-- Start of Data to process --

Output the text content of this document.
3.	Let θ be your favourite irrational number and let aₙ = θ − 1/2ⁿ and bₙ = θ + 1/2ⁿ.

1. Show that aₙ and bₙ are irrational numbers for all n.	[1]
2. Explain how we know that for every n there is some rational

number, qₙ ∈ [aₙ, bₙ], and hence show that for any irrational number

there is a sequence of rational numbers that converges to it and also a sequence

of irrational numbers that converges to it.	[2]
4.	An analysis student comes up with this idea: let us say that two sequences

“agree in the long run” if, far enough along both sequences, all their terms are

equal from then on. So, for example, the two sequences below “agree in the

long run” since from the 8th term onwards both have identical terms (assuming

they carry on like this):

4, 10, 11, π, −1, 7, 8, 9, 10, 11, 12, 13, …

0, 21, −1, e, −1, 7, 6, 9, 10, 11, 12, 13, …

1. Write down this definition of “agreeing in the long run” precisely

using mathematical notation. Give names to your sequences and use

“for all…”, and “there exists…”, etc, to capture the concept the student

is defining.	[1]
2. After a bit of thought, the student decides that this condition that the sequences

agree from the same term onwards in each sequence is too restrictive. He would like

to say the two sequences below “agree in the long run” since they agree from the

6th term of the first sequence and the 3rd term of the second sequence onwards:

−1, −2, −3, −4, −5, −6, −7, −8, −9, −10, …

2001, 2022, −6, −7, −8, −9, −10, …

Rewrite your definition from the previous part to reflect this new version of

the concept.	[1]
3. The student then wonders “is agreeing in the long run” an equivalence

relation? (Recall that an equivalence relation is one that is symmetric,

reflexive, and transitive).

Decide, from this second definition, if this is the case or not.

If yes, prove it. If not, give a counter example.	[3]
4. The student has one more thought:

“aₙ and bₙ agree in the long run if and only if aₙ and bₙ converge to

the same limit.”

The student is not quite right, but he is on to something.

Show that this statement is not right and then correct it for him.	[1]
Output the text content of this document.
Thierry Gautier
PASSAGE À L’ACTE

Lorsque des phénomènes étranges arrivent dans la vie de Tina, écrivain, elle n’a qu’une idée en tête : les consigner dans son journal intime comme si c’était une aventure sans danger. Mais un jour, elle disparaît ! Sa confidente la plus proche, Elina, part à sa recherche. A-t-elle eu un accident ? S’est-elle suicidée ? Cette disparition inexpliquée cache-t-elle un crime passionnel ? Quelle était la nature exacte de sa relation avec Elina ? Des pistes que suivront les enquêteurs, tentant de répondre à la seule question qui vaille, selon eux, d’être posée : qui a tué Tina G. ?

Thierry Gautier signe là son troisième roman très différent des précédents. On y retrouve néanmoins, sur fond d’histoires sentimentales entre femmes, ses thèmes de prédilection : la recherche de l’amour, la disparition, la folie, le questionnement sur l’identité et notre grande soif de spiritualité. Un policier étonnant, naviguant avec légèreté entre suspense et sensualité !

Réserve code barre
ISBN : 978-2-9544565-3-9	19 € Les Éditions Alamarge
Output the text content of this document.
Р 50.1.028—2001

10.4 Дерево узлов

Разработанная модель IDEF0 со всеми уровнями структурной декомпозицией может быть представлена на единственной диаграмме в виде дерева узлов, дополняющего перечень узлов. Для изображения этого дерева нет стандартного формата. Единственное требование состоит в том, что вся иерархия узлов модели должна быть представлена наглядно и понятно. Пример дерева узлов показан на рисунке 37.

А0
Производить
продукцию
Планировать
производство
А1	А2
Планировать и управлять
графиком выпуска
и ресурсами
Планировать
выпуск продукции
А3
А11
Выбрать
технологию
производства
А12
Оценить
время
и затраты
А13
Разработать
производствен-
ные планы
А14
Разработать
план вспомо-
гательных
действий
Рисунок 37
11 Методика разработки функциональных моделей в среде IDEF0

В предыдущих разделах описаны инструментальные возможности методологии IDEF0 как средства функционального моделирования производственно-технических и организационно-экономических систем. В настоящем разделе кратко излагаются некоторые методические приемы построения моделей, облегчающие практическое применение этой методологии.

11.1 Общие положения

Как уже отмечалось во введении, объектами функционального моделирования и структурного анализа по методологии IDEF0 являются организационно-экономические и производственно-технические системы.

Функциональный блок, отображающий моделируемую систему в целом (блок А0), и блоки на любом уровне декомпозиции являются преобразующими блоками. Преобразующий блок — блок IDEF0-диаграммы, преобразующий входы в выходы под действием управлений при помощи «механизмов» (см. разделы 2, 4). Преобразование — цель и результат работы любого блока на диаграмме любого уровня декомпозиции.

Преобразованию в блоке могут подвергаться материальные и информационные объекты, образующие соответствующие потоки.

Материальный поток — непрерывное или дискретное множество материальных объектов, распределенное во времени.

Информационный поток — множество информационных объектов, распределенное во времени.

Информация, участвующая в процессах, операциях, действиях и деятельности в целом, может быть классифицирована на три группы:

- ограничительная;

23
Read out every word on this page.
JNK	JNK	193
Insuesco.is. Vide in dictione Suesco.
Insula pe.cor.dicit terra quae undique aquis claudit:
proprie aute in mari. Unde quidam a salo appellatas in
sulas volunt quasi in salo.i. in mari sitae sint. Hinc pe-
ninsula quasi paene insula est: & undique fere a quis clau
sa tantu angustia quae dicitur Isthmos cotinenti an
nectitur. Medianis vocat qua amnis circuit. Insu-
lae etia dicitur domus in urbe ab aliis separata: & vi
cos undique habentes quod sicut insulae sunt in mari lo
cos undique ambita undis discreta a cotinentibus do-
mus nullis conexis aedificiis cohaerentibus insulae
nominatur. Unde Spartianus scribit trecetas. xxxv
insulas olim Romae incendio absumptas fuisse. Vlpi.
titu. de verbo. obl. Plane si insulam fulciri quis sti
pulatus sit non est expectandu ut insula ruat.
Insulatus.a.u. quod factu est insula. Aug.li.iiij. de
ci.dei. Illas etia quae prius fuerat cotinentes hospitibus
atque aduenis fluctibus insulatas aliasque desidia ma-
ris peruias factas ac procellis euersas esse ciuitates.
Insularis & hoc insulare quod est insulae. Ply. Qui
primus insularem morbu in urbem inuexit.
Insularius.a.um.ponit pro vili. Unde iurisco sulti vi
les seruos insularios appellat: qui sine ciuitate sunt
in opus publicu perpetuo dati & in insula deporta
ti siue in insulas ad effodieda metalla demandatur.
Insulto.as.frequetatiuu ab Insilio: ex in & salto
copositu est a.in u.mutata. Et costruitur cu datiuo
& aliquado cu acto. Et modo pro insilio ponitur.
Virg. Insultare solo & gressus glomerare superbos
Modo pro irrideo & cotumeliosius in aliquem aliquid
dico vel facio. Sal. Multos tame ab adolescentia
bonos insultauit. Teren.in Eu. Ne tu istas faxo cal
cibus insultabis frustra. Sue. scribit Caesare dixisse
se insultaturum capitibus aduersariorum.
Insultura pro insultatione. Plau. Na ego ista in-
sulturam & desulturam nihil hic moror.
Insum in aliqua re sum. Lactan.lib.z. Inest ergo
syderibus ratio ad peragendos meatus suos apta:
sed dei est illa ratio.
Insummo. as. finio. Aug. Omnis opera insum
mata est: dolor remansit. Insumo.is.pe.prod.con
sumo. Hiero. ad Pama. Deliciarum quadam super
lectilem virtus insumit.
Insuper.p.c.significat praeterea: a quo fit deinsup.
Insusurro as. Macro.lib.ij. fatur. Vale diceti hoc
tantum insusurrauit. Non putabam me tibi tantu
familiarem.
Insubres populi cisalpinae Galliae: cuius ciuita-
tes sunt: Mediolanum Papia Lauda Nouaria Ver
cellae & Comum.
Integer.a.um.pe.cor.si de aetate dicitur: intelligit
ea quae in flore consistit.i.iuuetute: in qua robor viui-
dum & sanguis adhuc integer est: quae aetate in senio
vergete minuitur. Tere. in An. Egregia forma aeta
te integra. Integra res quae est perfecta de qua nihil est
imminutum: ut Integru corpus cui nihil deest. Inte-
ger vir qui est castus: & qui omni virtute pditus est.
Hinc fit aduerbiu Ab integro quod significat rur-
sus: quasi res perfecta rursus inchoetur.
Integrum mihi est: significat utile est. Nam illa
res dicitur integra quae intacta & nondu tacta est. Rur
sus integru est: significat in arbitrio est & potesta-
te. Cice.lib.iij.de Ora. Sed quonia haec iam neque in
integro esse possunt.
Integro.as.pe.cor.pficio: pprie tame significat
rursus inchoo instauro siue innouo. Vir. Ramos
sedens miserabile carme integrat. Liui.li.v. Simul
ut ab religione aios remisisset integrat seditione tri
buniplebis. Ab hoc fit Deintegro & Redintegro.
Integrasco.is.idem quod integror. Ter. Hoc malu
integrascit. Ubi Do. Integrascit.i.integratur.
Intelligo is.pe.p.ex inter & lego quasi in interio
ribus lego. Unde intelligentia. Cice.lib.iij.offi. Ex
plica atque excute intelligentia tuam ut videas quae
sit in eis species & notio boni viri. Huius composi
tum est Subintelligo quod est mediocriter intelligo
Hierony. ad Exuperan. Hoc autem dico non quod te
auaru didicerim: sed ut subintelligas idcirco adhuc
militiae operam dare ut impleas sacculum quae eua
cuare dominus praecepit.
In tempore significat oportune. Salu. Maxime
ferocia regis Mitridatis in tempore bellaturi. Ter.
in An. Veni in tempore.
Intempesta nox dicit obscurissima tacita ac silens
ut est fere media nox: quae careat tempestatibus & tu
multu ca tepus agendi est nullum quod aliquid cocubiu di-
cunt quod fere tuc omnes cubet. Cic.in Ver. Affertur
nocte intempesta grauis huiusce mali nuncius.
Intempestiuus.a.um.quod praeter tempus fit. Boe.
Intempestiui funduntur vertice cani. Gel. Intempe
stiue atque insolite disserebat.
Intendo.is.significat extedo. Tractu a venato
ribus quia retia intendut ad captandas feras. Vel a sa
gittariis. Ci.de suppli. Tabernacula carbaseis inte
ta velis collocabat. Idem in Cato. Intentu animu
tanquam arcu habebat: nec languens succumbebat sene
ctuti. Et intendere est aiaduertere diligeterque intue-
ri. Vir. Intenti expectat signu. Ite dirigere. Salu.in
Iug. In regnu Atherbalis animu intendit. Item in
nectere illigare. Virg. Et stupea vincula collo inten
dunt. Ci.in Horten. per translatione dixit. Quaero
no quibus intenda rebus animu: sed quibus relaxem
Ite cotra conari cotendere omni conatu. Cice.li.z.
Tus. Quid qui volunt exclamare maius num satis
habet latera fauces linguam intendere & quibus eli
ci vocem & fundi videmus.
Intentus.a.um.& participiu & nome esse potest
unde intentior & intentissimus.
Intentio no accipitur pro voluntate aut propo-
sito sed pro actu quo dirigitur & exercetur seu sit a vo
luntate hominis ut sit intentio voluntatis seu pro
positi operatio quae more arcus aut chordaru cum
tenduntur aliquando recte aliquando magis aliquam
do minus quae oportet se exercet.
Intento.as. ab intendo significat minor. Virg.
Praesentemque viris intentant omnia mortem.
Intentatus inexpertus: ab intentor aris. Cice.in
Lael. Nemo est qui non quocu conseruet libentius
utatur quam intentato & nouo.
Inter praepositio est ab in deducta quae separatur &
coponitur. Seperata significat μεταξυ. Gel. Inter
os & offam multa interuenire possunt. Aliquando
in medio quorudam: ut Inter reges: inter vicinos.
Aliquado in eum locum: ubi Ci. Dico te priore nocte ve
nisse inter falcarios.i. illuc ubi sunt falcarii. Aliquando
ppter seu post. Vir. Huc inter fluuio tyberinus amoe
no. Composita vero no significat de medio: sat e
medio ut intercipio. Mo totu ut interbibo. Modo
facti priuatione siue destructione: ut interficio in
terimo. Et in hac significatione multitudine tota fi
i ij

-- End of Data to process --

▶ **Goal of the exercise**:
Report each line of the material above where the word "both" appears.

▶ **Problem solution**:
“agree in the long run” if, far enough along both sequences, all their terms are
long run” since from the 8th term onwards both have identical terms (assuming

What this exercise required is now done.